## Problem to work on
Output all the data exactly. Pictures do not belong in the copy.

Dataset records on visual material:
· · · · · · ·
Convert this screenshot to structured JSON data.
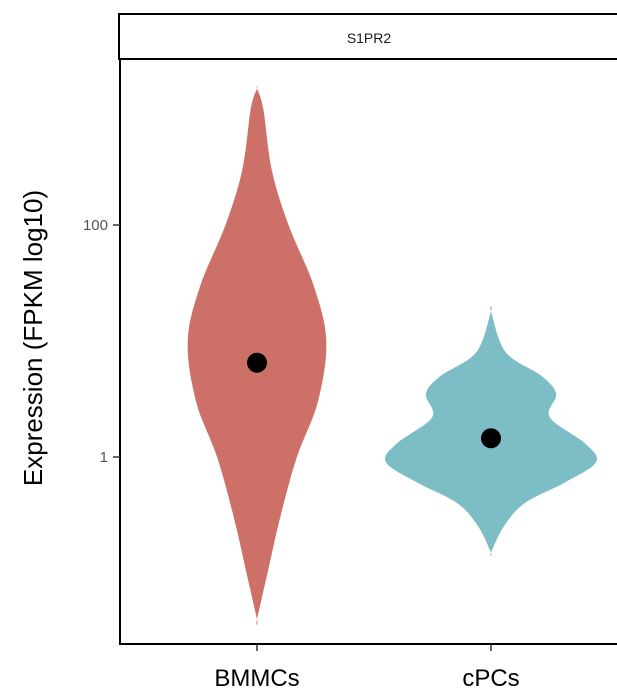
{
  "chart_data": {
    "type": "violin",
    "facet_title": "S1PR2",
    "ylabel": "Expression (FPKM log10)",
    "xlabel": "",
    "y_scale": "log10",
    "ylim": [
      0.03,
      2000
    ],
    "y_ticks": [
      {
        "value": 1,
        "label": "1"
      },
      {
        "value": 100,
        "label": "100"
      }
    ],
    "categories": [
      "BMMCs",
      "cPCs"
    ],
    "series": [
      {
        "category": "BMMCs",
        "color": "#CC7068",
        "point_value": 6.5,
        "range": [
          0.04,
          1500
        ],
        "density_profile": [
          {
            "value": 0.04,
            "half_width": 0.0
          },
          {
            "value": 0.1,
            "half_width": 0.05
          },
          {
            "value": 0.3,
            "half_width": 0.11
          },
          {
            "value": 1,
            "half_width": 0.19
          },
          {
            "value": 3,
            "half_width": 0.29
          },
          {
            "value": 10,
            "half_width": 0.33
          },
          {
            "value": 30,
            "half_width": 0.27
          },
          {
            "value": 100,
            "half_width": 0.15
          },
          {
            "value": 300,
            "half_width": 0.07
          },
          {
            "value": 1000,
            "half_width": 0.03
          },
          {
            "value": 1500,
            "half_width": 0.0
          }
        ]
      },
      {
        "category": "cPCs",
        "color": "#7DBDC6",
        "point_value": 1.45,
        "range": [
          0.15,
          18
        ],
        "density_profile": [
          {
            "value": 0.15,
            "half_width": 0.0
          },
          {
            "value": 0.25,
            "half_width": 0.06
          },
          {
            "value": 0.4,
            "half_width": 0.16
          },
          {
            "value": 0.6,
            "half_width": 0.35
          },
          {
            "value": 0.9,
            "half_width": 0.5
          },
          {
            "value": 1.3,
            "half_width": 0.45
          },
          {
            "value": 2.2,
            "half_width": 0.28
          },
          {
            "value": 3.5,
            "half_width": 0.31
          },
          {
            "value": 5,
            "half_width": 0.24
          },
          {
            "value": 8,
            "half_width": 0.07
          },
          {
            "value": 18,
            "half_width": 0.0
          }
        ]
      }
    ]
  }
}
· · · · · · ·
## Complete answer
Convert this screenshot to structured JSON data.
{
  "chart_data": {
    "type": "violin",
    "facet_title": "S1PR2",
    "ylabel": "Expression (FPKM log10)",
    "xlabel": "",
    "y_scale": "log10",
    "ylim": [
      0.03,
      2000
    ],
    "y_ticks": [
      {
        "value": 1,
        "label": "1"
      },
      {
        "value": 100,
        "label": "100"
      }
    ],
    "categories": [
      "BMMCs",
      "cPCs"
    ],
    "series": [
      {
        "category": "BMMCs",
        "color": "#CC7068",
        "point_value": 6.5,
        "range": [
          0.04,
          1500
        ],
        "density_profile": [
          {
            "value": 0.04,
            "half_width": 0.0
          },
          {
            "value": 0.1,
            "half_width": 0.05
          },
          {
            "value": 0.3,
            "half_width": 0.11
          },
          {
            "value": 1,
            "half_width": 0.19
          },
          {
            "value": 3,
            "half_width": 0.29
          },
          {
            "value": 10,
            "half_width": 0.33
          },
          {
            "value": 30,
            "half_width": 0.27
          },
          {
            "value": 100,
            "half_width": 0.15
          },
          {
            "value": 300,
            "half_width": 0.07
          },
          {
            "value": 1000,
            "half_width": 0.03
          },
          {
            "value": 1500,
            "half_width": 0.0
          }
        ]
      },
      {
        "category": "cPCs",
        "color": "#7DBDC6",
        "point_value": 1.45,
        "range": [
          0.15,
          18
        ],
        "density_profile": [
          {
            "value": 0.15,
            "half_width": 0.0
          },
          {
            "value": 0.25,
            "half_width": 0.06
          },
          {
            "value": 0.4,
            "half_width": 0.16
          },
          {
            "value": 0.6,
            "half_width": 0.35
          },
          {
            "value": 0.9,
            "half_width": 0.5
          },
          {
            "value": 1.3,
            "half_width": 0.45
          },
          {
            "value": 2.2,
            "half_width": 0.28
          },
          {
            "value": 3.5,
            "half_width": 0.31
          },
          {
            "value": 5,
            "half_width": 0.24
          },
          {
            "value": 8,
            "half_width": 0.07
          },
          {
            "value": 18,
            "half_width": 0.0
          }
        ]
      }
    ]
  }
}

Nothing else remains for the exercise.